WHAT YOU HAVE TO DO >>
Repeat exactly the lines from the one containing "Transcribe this image's" through the last line of the records below, both included, and nothing else.

INPUT MATERIAL >>
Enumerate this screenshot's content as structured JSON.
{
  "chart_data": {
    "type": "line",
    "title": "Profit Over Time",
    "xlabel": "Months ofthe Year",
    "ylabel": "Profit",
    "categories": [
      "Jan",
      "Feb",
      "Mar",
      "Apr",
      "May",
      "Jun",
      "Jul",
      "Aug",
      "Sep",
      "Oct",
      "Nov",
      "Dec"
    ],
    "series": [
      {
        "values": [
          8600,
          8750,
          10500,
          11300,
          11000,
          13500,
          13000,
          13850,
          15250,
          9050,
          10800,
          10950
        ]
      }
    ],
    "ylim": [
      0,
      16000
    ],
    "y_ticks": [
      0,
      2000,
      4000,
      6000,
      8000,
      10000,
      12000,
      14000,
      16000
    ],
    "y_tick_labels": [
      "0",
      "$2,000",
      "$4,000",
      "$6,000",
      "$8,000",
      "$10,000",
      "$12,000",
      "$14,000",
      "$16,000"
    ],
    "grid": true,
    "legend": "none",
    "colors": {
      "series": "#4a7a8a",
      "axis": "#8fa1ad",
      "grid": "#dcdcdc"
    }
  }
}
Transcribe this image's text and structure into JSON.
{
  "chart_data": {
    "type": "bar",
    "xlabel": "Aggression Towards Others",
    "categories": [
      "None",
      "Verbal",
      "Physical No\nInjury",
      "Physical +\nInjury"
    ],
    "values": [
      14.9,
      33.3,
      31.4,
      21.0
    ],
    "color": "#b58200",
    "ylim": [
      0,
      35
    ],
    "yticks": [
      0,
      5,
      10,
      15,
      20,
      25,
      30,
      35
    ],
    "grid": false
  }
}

ANSWER TO THE TASK >>
Transcribe this image's text and structure into JSON.
{
  "chart_data": {
    "type": "bar",
    "xlabel": "Aggression Towards Others",
    "categories": [
      "None",
      "Verbal",
      "Physical No\nInjury",
      "Physical +\nInjury"
    ],
    "values": [
      14.9,
      33.3,
      31.4,
      21.0
    ],
    "color": "#b58200",
    "ylim": [
      0,
      35
    ],
    "yticks": [
      0,
      5,
      10,
      15,
      20,
      25,
      30,
      35
    ],
    "grid": false
  }
}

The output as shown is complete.